### Work to complete
Reproduce word for word the lines of the entries from the first line through the line containing "header-iv-typ: IV(mcd)typ. bbox=[1021, 467, 1111, 549]", including both of these lines.

-- start of Dataset entries --

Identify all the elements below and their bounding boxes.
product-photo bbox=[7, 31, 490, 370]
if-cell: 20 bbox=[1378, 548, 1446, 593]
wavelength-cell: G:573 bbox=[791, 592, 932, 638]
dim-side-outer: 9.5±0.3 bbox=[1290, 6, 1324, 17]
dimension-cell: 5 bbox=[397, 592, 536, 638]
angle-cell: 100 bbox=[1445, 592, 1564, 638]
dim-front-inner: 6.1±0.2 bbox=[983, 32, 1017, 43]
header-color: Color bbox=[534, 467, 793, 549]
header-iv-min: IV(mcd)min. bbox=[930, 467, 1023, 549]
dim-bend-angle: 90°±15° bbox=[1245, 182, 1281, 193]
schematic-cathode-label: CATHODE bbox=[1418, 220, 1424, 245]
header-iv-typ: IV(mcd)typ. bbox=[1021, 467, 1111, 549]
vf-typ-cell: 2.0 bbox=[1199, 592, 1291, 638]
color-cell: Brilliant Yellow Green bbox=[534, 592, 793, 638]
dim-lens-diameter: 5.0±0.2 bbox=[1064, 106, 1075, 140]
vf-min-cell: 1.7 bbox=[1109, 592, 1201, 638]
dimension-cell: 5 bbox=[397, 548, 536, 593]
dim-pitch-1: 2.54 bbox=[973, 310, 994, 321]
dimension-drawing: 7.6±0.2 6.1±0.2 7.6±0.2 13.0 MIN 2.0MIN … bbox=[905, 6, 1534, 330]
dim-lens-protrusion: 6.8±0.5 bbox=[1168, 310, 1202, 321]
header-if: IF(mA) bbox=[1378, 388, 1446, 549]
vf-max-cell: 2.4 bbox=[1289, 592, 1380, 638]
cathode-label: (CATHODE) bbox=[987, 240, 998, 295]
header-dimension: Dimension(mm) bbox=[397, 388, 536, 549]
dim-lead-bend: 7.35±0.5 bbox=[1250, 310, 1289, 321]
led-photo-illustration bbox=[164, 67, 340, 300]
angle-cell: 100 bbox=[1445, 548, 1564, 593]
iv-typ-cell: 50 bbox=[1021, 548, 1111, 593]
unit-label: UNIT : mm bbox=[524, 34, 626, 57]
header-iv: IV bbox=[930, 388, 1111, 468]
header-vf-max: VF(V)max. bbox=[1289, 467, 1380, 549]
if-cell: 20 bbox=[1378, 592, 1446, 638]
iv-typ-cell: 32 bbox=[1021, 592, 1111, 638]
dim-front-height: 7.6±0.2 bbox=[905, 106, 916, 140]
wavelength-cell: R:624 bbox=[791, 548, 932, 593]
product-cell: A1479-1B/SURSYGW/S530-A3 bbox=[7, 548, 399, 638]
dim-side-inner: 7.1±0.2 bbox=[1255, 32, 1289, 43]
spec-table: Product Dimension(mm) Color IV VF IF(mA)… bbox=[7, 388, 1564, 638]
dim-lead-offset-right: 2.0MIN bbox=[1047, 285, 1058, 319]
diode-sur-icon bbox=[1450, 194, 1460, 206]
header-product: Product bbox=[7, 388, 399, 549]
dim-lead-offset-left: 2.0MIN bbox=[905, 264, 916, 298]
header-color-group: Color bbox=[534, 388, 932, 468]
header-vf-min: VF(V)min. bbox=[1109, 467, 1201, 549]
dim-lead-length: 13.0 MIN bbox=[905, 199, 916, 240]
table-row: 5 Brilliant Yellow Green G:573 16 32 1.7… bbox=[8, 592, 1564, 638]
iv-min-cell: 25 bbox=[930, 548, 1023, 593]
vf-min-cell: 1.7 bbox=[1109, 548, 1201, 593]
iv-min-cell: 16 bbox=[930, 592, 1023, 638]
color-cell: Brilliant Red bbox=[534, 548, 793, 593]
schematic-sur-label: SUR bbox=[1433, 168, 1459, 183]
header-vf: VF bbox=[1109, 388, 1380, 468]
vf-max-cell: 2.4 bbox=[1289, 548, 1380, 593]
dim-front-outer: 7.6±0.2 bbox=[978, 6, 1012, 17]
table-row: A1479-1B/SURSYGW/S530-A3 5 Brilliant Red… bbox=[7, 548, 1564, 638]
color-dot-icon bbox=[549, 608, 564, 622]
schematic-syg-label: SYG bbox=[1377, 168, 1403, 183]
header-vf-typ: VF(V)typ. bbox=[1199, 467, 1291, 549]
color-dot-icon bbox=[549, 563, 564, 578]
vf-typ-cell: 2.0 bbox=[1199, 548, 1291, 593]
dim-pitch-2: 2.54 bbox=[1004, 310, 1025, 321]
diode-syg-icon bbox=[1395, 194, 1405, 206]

-- end of Dataset entries --

### Solution to the problem
Identify all the elements below and their bounding boxes.
product-photo bbox=[7, 31, 490, 370]
if-cell: 20 bbox=[1378, 548, 1446, 593]
wavelength-cell: G:573 bbox=[791, 592, 932, 638]
dim-side-outer: 9.5±0.3 bbox=[1290, 6, 1324, 17]
dimension-cell: 5 bbox=[397, 592, 536, 638]
angle-cell: 100 bbox=[1445, 592, 1564, 638]
dim-front-inner: 6.1±0.2 bbox=[983, 32, 1017, 43]
header-color: Color bbox=[534, 467, 793, 549]
header-iv-min: IV(mcd)min. bbox=[930, 467, 1023, 549]
dim-bend-angle: 90°±15° bbox=[1245, 182, 1281, 193]
schematic-cathode-label: CATHODE bbox=[1418, 220, 1424, 245]
header-iv-typ: IV(mcd)typ. bbox=[1021, 467, 1111, 549]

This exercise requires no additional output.